**GIVEN RECORDS:**
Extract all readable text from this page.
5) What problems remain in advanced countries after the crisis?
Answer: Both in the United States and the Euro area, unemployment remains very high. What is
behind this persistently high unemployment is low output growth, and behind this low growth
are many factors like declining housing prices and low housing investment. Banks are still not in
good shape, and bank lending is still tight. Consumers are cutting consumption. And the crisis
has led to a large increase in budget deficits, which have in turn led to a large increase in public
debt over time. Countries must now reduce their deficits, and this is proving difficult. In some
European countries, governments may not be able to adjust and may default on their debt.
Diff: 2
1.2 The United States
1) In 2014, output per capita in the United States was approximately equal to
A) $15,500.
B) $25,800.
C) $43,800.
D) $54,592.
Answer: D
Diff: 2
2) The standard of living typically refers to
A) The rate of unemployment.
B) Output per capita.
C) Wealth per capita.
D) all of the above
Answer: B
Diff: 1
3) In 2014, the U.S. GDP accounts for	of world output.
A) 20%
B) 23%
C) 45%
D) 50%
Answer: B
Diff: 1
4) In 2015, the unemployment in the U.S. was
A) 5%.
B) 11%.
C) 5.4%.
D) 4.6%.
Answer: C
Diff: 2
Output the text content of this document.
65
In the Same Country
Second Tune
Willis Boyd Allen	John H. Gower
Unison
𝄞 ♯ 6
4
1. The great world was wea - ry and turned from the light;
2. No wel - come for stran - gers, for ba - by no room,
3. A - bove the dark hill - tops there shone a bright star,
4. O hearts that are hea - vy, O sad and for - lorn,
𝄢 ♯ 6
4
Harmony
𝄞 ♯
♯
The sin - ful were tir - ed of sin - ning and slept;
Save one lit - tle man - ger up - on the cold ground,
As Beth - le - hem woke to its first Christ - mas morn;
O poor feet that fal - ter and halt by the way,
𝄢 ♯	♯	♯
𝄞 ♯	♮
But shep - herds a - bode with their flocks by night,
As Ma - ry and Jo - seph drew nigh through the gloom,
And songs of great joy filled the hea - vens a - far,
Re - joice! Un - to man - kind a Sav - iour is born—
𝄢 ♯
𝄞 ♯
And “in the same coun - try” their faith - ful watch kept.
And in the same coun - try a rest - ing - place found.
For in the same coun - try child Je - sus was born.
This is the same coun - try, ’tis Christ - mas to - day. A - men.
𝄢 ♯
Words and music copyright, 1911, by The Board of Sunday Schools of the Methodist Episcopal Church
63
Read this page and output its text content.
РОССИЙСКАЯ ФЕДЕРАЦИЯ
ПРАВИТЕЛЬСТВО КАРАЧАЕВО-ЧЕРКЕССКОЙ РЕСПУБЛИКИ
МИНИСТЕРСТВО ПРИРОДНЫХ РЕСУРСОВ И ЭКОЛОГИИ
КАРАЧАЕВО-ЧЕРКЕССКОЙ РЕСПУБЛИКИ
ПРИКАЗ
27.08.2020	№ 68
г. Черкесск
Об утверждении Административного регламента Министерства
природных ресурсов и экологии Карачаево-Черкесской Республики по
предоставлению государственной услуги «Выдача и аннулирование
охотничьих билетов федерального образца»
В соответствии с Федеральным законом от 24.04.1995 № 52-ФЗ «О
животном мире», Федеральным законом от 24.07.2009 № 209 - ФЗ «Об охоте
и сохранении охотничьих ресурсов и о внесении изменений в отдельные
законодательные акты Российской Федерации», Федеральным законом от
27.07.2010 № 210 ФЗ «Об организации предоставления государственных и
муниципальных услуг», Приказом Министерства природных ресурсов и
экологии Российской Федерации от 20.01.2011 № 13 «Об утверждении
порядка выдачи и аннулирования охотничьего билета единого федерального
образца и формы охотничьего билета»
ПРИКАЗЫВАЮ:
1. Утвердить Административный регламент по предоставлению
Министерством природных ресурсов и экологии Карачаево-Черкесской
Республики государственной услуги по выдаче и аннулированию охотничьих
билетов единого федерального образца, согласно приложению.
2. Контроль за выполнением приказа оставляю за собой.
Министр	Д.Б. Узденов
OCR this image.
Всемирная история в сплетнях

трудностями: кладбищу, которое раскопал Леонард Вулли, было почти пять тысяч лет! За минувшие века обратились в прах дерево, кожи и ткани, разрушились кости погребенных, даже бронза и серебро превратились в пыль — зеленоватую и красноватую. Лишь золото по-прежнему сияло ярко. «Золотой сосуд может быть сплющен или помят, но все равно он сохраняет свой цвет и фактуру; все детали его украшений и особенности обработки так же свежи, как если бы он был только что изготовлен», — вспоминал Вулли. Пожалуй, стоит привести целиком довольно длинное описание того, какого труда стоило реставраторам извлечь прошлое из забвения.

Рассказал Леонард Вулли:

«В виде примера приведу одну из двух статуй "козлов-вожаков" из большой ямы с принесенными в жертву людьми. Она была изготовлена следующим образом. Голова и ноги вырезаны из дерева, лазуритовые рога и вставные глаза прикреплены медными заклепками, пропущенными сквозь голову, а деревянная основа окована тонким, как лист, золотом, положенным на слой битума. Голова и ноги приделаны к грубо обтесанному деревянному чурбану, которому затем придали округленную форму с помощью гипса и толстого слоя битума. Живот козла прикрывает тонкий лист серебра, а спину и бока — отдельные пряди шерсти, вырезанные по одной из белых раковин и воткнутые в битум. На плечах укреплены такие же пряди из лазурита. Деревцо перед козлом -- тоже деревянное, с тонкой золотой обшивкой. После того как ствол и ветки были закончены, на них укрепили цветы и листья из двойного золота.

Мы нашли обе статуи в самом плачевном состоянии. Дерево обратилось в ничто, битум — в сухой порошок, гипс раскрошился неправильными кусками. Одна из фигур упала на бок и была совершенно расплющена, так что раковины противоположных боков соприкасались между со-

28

**PROBLEM:** Your task is to repeat every entry exactly.

**SOLUTION BELOW:**
Extract all readable text from this page.
5) What problems remain in advanced countries after the crisis?
Answer: Both in the United States and the Euro area, unemployment remains very high. What is
behind this persistently high unemployment is low output growth, and behind this low growth
are many factors like declining housing prices and low housing investment. Banks are still not in
good shape, and bank lending is still tight. Consumers are cutting consumption. And the crisis
has led to a large increase in budget deficits, which have in turn led to a large increase in public
debt over time. Countries must now reduce their deficits, and this is proving difficult. In some
European countries, governments may not be able to adjust and may default on their debt.
Diff: 2
1.2 The United States
1) In 2014, output per capita in the United States was approximately equal to
A) $15,500.
B) $25,800.
C) $43,800.
D) $54,592.
Answer: D
Diff: 2
2) The standard of living typically refers to
A) The rate of unemployment.
B) Output per capita.
C) Wealth per capita.
D) all of the above
Answer: B
Diff: 1
3) In 2014, the U.S. GDP accounts for	of world output.
A) 20%
B) 23%
C) 45%
D) 50%
Answer: B
Diff: 1
4) In 2015, the unemployment in the U.S. was
A) 5%.
B) 11%.
C) 5.4%.
D) 4.6%.
Answer: C
Diff: 2
Output the text content of this document.
65
In the Same Country
Second Tune
Willis Boyd Allen	John H. Gower
Unison
𝄞 ♯ 6
4
1. The great world was wea - ry and turned from the light;
2. No wel - come for stran - gers, for ba - by no room,
3. A - bove the dark hill - tops there shone a bright star,
4. O hearts that are hea - vy, O sad and for - lorn,
𝄢 ♯ 6
4
Harmony
𝄞 ♯
♯
The sin - ful were tir - ed of sin - ning and slept;
Save one lit - tle man - ger up - on the cold ground,
As Beth - le - hem woke to its first Christ - mas morn;
O poor feet that fal - ter and halt by the way,
𝄢 ♯	♯	♯
𝄞 ♯	♮
But shep - herds a - bode with their flocks by night,
As Ma - ry and Jo - seph drew nigh through the gloom,
And songs of great joy filled the hea - vens a - far,
Re - joice! Un - to man - kind a Sav - iour is born—
𝄢 ♯
𝄞 ♯
And “in the same coun - try” their faith - ful watch kept.
And in the same coun - try a rest - ing - place found.
For in the same coun - try child Je - sus was born.
This is the same coun - try, ’tis Christ - mas to - day. A - men.
𝄢 ♯
Words and music copyright, 1911, by The Board of Sunday Schools of the Methodist Episcopal Church
63
Read this page and output its text content.
РОССИЙСКАЯ ФЕДЕРАЦИЯ
ПРАВИТЕЛЬСТВО КАРАЧАЕВО-ЧЕРКЕССКОЙ РЕСПУБЛИКИ
МИНИСТЕРСТВО ПРИРОДНЫХ РЕСУРСОВ И ЭКОЛОГИИ
КАРАЧАЕВО-ЧЕРКЕССКОЙ РЕСПУБЛИКИ
ПРИКАЗ
27.08.2020	№ 68
г. Черкесск
Об утверждении Административного регламента Министерства
природных ресурсов и экологии Карачаево-Черкесской Республики по
предоставлению государственной услуги «Выдача и аннулирование
охотничьих билетов федерального образца»
В соответствии с Федеральным законом от 24.04.1995 № 52-ФЗ «О
животном мире», Федеральным законом от 24.07.2009 № 209 - ФЗ «Об охоте
и сохранении охотничьих ресурсов и о внесении изменений в отдельные
законодательные акты Российской Федерации», Федеральным законом от
27.07.2010 № 210 ФЗ «Об организации предоставления государственных и
муниципальных услуг», Приказом Министерства природных ресурсов и
экологии Российской Федерации от 20.01.2011 № 13 «Об утверждении
порядка выдачи и аннулирования охотничьего билета единого федерального
образца и формы охотничьего билета»
ПРИКАЗЫВАЮ:
1. Утвердить Административный регламент по предоставлению
Министерством природных ресурсов и экологии Карачаево-Черкесской
Республики государственной услуги по выдаче и аннулированию охотничьих
билетов единого федерального образца, согласно приложению.
2. Контроль за выполнением приказа оставляю за собой.
Министр	Д.Б. Узденов
OCR this image.
Всемирная история в сплетнях

трудностями: кладбищу, которое раскопал Леонард Вулли, было почти пять тысяч лет! За минувшие века обратились в прах дерево, кожи и ткани, разрушились кости погребенных, даже бронза и серебро превратились в пыль — зеленоватую и красноватую. Лишь золото по-прежнему сияло ярко. «Золотой сосуд может быть сплющен или помят, но все равно он сохраняет свой цвет и фактуру; все детали его украшений и особенности обработки так же свежи, как если бы он был только что изготовлен», — вспоминал Вулли. Пожалуй, стоит привести целиком довольно длинное описание того, какого труда стоило реставраторам извлечь прошлое из забвения.

Рассказал Леонард Вулли:

«В виде примера приведу одну из двух статуй "козлов-вожаков" из большой ямы с принесенными в жертву людьми. Она была изготовлена следующим образом. Голова и ноги вырезаны из дерева, лазуритовые рога и вставные глаза прикреплены медными заклепками, пропущенными сквозь голову, а деревянная основа окована тонким, как лист, золотом, положенным на слой битума. Голова и ноги приделаны к грубо обтесанному деревянному чурбану, которому затем придали округленную форму с помощью гипса и толстого слоя битума. Живот козла прикрывает тонкий лист серебра, а спину и бока — отдельные пряди шерсти, вырезанные по одной из белых раковин и воткнутые в битум. На плечах укреплены такие же пряди из лазурита. Деревцо перед козлом -- тоже деревянное, с тонкой золотой обшивкой. После того как ствол и ветки были закончены, на них укрепили цветы и листья из двойного золота.

Мы нашли обе статуи в самом плачевном состоянии. Дерево обратилось в ничто, битум — в сухой порошок, гипс раскрошился неправильными кусками. Одна из фигур упала на бок и была совершенно расплющена, так что раковины противоположных боков соприкасались между со-

28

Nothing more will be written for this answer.